Lines of data
──────────────────────────────

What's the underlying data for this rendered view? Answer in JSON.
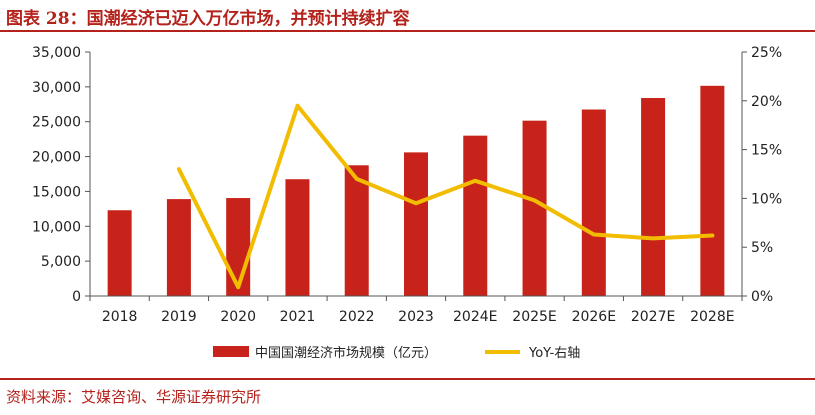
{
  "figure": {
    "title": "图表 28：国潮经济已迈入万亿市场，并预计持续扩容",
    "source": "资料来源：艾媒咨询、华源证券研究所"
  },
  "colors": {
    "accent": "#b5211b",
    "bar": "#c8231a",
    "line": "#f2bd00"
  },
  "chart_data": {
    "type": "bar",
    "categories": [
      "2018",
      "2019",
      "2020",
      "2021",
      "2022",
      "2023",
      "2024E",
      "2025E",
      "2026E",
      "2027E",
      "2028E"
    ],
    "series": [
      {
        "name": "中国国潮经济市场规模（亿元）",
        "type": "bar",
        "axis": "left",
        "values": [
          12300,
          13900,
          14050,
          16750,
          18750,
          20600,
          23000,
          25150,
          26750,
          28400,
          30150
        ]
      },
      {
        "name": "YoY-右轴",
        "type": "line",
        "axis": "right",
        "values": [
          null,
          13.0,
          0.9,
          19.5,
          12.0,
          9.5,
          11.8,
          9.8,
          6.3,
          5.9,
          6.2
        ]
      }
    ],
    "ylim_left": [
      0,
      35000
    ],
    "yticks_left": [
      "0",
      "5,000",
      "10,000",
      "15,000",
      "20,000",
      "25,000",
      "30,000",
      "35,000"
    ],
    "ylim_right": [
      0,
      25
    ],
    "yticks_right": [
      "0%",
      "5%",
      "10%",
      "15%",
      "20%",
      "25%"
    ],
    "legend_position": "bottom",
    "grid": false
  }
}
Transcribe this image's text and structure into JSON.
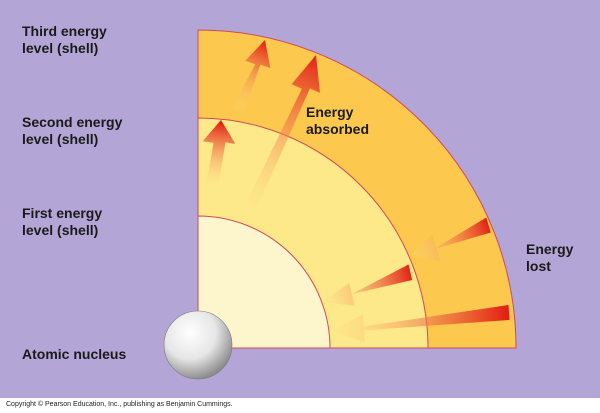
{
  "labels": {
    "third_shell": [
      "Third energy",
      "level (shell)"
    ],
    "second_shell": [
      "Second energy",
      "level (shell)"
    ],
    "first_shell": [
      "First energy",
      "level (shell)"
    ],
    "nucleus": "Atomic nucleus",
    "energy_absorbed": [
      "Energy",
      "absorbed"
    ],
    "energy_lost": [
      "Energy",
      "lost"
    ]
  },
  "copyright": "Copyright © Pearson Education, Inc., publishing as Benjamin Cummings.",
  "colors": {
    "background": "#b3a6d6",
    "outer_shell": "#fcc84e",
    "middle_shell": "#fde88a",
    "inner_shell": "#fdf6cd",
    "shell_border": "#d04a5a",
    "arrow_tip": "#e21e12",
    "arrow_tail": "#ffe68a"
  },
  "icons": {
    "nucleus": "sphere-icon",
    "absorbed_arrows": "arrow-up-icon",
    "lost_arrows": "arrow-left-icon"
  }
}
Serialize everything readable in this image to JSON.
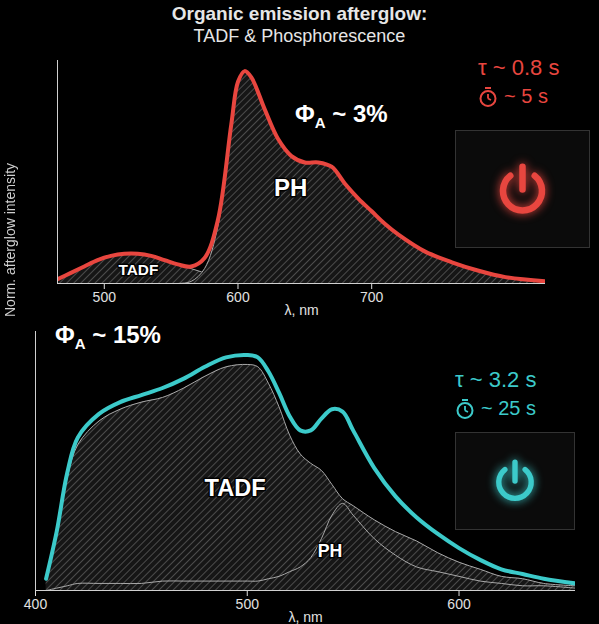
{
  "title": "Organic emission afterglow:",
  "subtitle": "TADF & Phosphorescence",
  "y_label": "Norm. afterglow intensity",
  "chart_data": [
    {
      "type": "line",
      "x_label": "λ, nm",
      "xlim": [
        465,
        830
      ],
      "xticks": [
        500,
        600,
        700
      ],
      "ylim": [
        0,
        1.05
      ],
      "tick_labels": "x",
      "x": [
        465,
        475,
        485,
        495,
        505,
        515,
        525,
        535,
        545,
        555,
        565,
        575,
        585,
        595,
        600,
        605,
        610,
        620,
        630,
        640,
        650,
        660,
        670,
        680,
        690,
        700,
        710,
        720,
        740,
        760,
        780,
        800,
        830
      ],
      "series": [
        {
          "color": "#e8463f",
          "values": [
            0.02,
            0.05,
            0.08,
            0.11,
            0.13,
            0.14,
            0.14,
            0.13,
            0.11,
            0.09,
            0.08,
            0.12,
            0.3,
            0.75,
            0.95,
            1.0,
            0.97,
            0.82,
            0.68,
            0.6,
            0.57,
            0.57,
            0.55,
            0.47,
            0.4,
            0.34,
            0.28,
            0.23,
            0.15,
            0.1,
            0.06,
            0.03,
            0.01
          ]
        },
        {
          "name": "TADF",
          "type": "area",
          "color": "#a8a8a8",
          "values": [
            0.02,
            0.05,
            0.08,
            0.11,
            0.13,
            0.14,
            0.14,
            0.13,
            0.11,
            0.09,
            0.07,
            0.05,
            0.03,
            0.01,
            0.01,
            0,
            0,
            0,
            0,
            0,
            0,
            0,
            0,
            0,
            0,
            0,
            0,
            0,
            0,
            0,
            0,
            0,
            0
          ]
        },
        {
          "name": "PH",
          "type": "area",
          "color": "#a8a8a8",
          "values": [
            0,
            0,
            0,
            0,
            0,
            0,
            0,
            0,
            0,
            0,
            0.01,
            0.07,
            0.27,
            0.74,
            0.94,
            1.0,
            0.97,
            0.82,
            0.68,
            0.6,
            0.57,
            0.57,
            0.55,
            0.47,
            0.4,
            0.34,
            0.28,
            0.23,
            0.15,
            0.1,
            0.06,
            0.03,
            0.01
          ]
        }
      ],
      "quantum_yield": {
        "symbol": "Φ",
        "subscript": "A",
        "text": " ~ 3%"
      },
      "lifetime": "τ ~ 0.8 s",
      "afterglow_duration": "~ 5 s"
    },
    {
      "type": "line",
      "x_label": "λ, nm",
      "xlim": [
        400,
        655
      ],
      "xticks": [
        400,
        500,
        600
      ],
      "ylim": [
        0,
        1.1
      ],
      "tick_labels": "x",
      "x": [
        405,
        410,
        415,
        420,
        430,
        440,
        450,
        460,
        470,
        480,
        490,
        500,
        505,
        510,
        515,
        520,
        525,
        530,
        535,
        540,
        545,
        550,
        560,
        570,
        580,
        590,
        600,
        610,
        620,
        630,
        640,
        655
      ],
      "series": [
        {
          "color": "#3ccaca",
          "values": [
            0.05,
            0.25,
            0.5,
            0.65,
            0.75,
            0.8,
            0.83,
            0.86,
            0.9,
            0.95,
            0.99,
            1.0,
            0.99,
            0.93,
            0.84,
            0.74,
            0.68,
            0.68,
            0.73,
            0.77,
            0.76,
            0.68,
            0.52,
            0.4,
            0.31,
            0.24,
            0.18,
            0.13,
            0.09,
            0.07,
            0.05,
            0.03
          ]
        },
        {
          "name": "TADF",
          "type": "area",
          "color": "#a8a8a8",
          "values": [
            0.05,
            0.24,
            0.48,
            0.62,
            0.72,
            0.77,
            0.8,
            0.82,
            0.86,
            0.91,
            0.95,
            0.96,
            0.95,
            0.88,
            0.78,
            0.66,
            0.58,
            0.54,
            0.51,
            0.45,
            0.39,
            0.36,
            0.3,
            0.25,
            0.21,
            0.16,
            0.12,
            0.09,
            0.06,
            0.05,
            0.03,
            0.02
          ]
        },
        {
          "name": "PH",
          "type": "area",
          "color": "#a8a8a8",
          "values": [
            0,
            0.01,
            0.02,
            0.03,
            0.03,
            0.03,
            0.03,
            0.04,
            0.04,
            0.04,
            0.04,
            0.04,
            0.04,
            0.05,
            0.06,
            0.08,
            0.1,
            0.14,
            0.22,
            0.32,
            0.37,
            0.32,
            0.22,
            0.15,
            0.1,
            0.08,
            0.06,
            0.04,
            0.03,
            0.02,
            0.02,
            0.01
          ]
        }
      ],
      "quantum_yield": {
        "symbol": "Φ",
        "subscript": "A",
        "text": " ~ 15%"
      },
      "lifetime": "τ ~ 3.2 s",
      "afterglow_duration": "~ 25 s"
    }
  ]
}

──────────────────────────────

(Work required): Every entry must be reproduced exactly, with the images left out.

(Correct response):
What's the underlying data for this rendered view? Answer in JSON.
{
  "figure": {
    "title": "图表 28：国潮经济已迈入万亿市场，并预计持续扩容",
    "source": "资料来源：艾媒咨询、华源证券研究所"
  },
  "colors": {
    "accent": "#b5211b",
    "bar": "#c8231a",
    "line": "#f2bd00"
  },
  "chart_data": {
    "type": "bar",
    "categories": [
      "2018",
      "2019",
      "2020",
      "2021",
      "2022",
      "2023",
      "2024E",
      "2025E",
      "2026E",
      "2027E",
      "2028E"
    ],
    "series": [
      {
        "name": "中国国潮经济市场规模（亿元）",
        "type": "bar",
        "axis": "left",
        "values": [
          12300,
          13900,
          14050,
          16750,
          18750,
          20600,
          23000,
          25150,
          26750,
          28400,
          30150
        ]
      },
      {
        "name": "YoY-右轴",
        "type": "line",
        "axis": "right",
        "values": [
          null,
          13.0,
          0.9,
          19.5,
          12.0,
          9.5,
          11.8,
          9.8,
          6.3,
          5.9,
          6.2
        ]
      }
    ],
    "ylim_left": [
      0,
      35000
    ],
    "yticks_left": [
      "0",
      "5,000",
      "10,000",
      "15,000",
      "20,000",
      "25,000",
      "30,000",
      "35,000"
    ],
    "ylim_right": [
      0,
      25
    ],
    "yticks_right": [
      "0%",
      "5%",
      "10%",
      "15%",
      "20%",
      "25%"
    ],
    "legend_position": "bottom",
    "grid": false
  }
}
Transcribe this image's text and structure into JSON.
{
  "labels": {
    "third_shell": [
      "Third energy",
      "level (shell)"
    ],
    "second_shell": [
      "Second energy",
      "level (shell)"
    ],
    "first_shell": [
      "First energy",
      "level (shell)"
    ],
    "nucleus": "Atomic nucleus",
    "energy_absorbed": [
      "Energy",
      "absorbed"
    ],
    "energy_lost": [
      "Energy",
      "lost"
    ]
  },
  "copyright": "Copyright © Pearson Education, Inc., publishing as Benjamin Cummings.",
  "colors": {
    "background": "#b3a6d6",
    "outer_shell": "#fcc84e",
    "middle_shell": "#fde88a",
    "inner_shell": "#fdf6cd",
    "shell_border": "#d04a5a",
    "arrow_tip": "#e21e12",
    "arrow_tail": "#ffe68a"
  },
  "icons": {
    "nucleus": "sphere-icon",
    "absorbed_arrows": "arrow-up-icon",
    "lost_arrows": "arrow-left-icon"
  }
}
Serialize everything readable in this image to JSON.
{
  "title": "Organic emission afterglow:",
  "subtitle": "TADF & Phosphorescence",
  "y_label": "Norm. afterglow intensity",
  "chart_data": [
    {
      "type": "line",
      "x_label": "λ, nm",
      "xlim": [
        465,
        830
      ],
      "xticks": [
        500,
        600,
        700
      ],
      "ylim": [
        0,
        1.05
      ],
      "tick_labels": "x",
      "x": [
        465,
        475,
        485,
        495,
        505,
        515,
        525,
        535,
        545,
        555,
        565,
        575,
        585,
        595,
        600,
        605,
        610,
        620,
        630,
        640,
        650,
        660,
        670,
        680,
        690,
        700,
        710,
        720,
        740,
        760,
        780,
        800,
        830
      ],
      "series": [
        {
          "color": "#e8463f",
          "values": [
            0.02,
            0.05,
            0.08,
            0.11,
            0.13,
            0.14,
            0.14,
            0.13,
            0.11,
            0.09,
            0.08,
            0.12,
            0.3,
            0.75,
            0.95,
            1.0,
            0.97,
            0.82,
            0.68,
            0.6,
            0.57,
            0.57,
            0.55,
            0.47,
            0.4,
            0.34,
            0.28,
            0.23,
            0.15,
            0.1,
            0.06,
            0.03,
            0.01
          ]
        },
        {
          "name": "TADF",
          "type": "area",
          "color": "#a8a8a8",
          "values": [
            0.02,
            0.05,
            0.08,
            0.11,
            0.13,
            0.14,
            0.14,
            0.13,
            0.11,
            0.09,
            0.07,
            0.05,
            0.03,
            0.01,
            0.01,
            0,
            0,
            0,
            0,
            0,
            0,
            0,
            0,
            0,
            0,
            0,
            0,
            0,
            0,
            0,
            0,
            0,
            0
          ]
        },
        {
          "name": "PH",
          "type": "area",
          "color": "#a8a8a8",
          "values": [
            0,
            0,
            0,
            0,
            0,
            0,
            0,
            0,
            0,
            0,
            0.01,
            0.07,
            0.27,
            0.74,
            0.94,
            1.0,
            0.97,
            0.82,
            0.68,
            0.6,
            0.57,
            0.57,
            0.55,
            0.47,
            0.4,
            0.34,
            0.28,
            0.23,
            0.15,
            0.1,
            0.06,
            0.03,
            0.01
          ]
        }
      ],
      "quantum_yield": {
        "symbol": "Φ",
        "subscript": "A",
        "text": " ~ 3%"
      },
      "lifetime": "τ ~ 0.8 s",
      "afterglow_duration": "~ 5 s"
    },
    {
      "type": "line",
      "x_label": "λ, nm",
      "xlim": [
        400,
        655
      ],
      "xticks": [
        400,
        500,
        600
      ],
      "ylim": [
        0,
        1.1
      ],
      "tick_labels": "x",
      "x": [
        405,
        410,
        415,
        420,
        430,
        440,
        450,
        460,
        470,
        480,
        490,
        500,
        505,
        510,
        515,
        520,
        525,
        530,
        535,
        540,
        545,
        550,
        560,
        570,
        580,
        590,
        600,
        610,
        620,
        630,
        640,
        655
      ],
      "series": [
        {
          "color": "#3ccaca",
          "values": [
            0.05,
            0.25,
            0.5,
            0.65,
            0.75,
            0.8,
            0.83,
            0.86,
            0.9,
            0.95,
            0.99,
            1.0,
            0.99,
            0.93,
            0.84,
            0.74,
            0.68,
            0.68,
            0.73,
            0.77,
            0.76,
            0.68,
            0.52,
            0.4,
            0.31,
            0.24,
            0.18,
            0.13,
            0.09,
            0.07,
            0.05,
            0.03
          ]
        },
        {
          "name": "TADF",
          "type": "area",
          "color": "#a8a8a8",
          "values": [
            0.05,
            0.24,
            0.48,
            0.62,
            0.72,
            0.77,
            0.8,
            0.82,
            0.86,
            0.91,
            0.95,
            0.96,
            0.95,
            0.88,
            0.78,
            0.66,
            0.58,
            0.54,
            0.51,
            0.45,
            0.39,
            0.36,
            0.3,
            0.25,
            0.21,
            0.16,
            0.12,
            0.09,
            0.06,
            0.05,
            0.03,
            0.02
          ]
        },
        {
          "name": "PH",
          "type": "area",
          "color": "#a8a8a8",
          "values": [
            0,
            0.01,
            0.02,
            0.03,
            0.03,
            0.03,
            0.03,
            0.04,
            0.04,
            0.04,
            0.04,
            0.04,
            0.04,
            0.05,
            0.06,
            0.08,
            0.1,
            0.14,
            0.22,
            0.32,
            0.37,
            0.32,
            0.22,
            0.15,
            0.1,
            0.08,
            0.06,
            0.04,
            0.03,
            0.02,
            0.02,
            0.01
          ]
        }
      ],
      "quantum_yield": {
        "symbol": "Φ",
        "subscript": "A",
        "text": " ~ 15%"
      },
      "lifetime": "τ ~ 3.2 s",
      "afterglow_duration": "~ 25 s"
    }
  ]
}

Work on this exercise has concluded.